TASK INPUT:
%%
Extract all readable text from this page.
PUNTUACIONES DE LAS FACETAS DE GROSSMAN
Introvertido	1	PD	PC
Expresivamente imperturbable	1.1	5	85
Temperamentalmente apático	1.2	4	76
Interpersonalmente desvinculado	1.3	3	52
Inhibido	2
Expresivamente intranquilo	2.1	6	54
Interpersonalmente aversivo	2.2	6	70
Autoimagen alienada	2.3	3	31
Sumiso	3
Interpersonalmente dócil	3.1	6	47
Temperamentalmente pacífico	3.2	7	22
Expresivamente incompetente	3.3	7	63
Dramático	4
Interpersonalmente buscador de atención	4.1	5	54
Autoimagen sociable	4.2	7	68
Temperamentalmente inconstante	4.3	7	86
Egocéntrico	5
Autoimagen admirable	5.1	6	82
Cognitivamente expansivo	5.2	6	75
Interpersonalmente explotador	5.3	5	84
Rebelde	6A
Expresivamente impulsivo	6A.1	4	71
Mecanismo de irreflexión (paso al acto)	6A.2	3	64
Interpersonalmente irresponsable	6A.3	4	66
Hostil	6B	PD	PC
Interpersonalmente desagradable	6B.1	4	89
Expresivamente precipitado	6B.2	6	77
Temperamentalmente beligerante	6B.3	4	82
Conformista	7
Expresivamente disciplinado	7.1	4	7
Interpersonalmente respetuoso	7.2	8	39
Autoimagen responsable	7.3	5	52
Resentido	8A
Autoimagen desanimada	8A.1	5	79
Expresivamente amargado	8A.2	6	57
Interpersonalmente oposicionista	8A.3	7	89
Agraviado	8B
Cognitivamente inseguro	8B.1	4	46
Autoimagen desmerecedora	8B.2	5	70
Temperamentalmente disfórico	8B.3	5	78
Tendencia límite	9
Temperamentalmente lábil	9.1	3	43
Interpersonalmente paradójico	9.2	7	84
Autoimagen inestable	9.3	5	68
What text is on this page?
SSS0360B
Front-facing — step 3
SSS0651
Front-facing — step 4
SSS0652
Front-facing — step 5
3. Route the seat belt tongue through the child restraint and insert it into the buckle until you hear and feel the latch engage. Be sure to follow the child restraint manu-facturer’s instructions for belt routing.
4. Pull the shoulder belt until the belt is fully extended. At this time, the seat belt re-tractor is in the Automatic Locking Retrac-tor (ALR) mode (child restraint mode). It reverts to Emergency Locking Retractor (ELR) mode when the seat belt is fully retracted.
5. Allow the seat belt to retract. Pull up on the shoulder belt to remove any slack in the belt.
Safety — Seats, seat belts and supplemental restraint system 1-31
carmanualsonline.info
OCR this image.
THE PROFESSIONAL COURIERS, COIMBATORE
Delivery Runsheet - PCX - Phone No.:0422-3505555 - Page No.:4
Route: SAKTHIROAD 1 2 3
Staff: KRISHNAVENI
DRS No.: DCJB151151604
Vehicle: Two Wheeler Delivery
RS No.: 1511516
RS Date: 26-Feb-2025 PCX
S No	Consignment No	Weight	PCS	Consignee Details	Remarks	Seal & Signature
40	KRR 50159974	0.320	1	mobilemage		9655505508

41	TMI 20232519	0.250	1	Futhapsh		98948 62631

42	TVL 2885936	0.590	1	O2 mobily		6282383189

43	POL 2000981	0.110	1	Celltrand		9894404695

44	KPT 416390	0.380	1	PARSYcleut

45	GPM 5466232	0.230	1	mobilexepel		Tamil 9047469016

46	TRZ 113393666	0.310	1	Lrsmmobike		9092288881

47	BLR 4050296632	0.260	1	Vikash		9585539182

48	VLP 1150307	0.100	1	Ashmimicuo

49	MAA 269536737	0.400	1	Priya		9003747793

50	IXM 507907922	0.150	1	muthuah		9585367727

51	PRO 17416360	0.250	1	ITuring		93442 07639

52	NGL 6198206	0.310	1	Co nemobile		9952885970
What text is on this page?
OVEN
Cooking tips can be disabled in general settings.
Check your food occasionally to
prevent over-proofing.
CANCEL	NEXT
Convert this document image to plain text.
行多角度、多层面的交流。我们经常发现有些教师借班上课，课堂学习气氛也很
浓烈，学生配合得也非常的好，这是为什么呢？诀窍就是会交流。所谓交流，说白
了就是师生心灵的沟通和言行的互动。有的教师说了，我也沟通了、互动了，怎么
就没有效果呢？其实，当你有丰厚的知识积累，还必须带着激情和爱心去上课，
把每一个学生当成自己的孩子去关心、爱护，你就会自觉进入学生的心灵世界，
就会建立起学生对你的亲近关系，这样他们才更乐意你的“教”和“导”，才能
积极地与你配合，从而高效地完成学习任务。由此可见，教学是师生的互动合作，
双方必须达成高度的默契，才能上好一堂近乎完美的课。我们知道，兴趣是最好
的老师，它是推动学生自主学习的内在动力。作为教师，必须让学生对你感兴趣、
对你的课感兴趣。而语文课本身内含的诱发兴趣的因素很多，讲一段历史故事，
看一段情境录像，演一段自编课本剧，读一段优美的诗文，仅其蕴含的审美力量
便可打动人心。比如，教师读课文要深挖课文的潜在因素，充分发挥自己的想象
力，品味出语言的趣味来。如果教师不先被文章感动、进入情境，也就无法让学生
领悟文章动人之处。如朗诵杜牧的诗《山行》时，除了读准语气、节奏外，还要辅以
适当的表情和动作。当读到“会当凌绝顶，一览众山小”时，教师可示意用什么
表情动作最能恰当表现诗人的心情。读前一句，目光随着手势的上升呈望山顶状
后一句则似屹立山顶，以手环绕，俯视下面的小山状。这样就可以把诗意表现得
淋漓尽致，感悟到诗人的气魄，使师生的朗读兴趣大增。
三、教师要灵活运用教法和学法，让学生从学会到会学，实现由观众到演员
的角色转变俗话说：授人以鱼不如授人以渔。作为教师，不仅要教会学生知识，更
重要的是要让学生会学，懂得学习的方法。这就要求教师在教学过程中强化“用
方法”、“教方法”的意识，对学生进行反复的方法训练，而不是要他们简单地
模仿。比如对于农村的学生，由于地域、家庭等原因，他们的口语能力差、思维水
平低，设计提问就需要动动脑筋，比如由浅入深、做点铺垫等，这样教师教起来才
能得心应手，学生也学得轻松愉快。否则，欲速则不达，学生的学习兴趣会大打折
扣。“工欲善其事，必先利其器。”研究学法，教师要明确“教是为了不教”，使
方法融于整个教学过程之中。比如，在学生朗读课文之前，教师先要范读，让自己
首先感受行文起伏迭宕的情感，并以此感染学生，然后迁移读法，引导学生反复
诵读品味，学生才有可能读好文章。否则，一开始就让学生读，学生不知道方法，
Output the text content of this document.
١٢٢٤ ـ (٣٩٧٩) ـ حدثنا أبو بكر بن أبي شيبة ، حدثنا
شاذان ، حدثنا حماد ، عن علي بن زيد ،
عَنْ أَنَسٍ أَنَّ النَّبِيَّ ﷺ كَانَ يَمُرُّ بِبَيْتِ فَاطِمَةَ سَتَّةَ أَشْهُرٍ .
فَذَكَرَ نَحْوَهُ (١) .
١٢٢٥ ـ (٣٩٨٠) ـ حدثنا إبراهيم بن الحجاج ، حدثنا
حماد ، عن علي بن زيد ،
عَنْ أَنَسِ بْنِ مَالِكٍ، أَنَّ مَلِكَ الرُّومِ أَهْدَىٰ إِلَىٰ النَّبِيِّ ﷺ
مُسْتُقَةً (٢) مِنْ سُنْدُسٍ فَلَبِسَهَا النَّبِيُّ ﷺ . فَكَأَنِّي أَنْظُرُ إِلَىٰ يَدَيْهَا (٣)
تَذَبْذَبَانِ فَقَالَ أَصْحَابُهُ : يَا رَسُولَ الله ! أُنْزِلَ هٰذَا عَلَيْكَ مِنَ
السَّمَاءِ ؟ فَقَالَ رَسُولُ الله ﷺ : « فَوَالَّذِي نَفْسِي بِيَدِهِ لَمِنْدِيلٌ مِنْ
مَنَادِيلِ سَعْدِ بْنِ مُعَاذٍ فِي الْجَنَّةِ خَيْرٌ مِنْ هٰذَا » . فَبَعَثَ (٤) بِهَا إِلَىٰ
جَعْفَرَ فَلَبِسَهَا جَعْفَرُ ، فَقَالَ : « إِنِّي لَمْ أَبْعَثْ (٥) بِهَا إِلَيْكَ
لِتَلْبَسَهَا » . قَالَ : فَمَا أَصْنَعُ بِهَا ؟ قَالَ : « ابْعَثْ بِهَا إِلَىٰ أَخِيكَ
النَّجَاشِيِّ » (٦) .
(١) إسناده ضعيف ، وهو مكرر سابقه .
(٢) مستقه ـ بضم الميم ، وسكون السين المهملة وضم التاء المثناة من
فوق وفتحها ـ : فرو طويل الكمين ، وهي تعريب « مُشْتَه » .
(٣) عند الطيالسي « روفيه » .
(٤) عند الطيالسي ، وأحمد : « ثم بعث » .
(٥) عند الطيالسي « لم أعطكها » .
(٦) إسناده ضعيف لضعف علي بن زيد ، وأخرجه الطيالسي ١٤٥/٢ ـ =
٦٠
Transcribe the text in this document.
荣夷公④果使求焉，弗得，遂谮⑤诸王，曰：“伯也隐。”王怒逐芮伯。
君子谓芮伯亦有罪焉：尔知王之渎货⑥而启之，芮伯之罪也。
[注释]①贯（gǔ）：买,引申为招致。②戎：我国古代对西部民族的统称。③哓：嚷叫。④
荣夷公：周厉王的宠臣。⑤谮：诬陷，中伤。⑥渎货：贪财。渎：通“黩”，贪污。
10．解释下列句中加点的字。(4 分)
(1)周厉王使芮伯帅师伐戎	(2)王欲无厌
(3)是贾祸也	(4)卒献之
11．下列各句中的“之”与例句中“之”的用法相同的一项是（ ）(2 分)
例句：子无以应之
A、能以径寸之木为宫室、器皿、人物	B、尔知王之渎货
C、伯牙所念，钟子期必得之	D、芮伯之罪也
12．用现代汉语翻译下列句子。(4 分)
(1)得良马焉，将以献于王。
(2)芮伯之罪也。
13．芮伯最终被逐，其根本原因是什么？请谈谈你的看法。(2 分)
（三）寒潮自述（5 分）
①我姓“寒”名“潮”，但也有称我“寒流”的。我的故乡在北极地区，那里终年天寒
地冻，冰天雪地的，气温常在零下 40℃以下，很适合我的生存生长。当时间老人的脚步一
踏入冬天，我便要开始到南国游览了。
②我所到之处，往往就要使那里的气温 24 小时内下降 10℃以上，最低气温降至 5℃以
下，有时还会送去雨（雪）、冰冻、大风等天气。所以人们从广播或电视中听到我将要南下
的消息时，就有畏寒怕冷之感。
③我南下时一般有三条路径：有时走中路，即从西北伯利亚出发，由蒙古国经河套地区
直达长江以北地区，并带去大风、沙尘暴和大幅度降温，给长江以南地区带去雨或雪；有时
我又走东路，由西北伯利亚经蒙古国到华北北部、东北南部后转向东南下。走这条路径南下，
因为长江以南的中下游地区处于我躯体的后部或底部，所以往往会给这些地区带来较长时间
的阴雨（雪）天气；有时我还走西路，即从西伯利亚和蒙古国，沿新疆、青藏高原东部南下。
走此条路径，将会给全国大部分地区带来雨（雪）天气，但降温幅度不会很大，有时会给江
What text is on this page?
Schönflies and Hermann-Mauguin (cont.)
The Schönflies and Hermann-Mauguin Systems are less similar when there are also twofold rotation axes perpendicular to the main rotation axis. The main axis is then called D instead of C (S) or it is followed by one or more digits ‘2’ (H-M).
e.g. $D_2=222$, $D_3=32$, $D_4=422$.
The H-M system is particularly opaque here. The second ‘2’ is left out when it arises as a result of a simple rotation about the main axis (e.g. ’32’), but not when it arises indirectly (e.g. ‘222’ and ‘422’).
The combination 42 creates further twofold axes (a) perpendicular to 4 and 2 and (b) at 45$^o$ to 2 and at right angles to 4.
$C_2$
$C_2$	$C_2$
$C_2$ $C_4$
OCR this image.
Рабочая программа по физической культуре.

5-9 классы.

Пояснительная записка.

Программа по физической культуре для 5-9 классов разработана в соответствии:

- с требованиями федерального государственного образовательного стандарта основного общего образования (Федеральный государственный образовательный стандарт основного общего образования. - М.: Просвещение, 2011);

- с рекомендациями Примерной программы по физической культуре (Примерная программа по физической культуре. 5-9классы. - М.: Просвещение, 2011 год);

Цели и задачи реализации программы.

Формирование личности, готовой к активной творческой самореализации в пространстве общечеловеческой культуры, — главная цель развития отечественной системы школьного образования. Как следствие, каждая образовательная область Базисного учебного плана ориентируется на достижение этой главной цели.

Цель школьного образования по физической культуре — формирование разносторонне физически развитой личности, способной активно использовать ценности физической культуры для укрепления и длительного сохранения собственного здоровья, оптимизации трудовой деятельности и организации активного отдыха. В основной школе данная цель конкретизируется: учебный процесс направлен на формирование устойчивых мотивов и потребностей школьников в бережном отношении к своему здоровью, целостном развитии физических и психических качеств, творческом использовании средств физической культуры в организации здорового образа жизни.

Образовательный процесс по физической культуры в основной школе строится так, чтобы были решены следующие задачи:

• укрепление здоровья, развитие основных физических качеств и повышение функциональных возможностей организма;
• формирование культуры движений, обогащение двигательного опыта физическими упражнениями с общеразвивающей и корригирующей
%%
WHAT TO WORK ON:
Take every line that includes the string "text" and copy it.

RESULT OF THIS EXERCISE:
Extract all readable text from this page.
What text is on this page?
What text is on this page?
Convert this document image to plain text.
Output the text content of this document.
Transcribe the text in this document.
What text is on this page?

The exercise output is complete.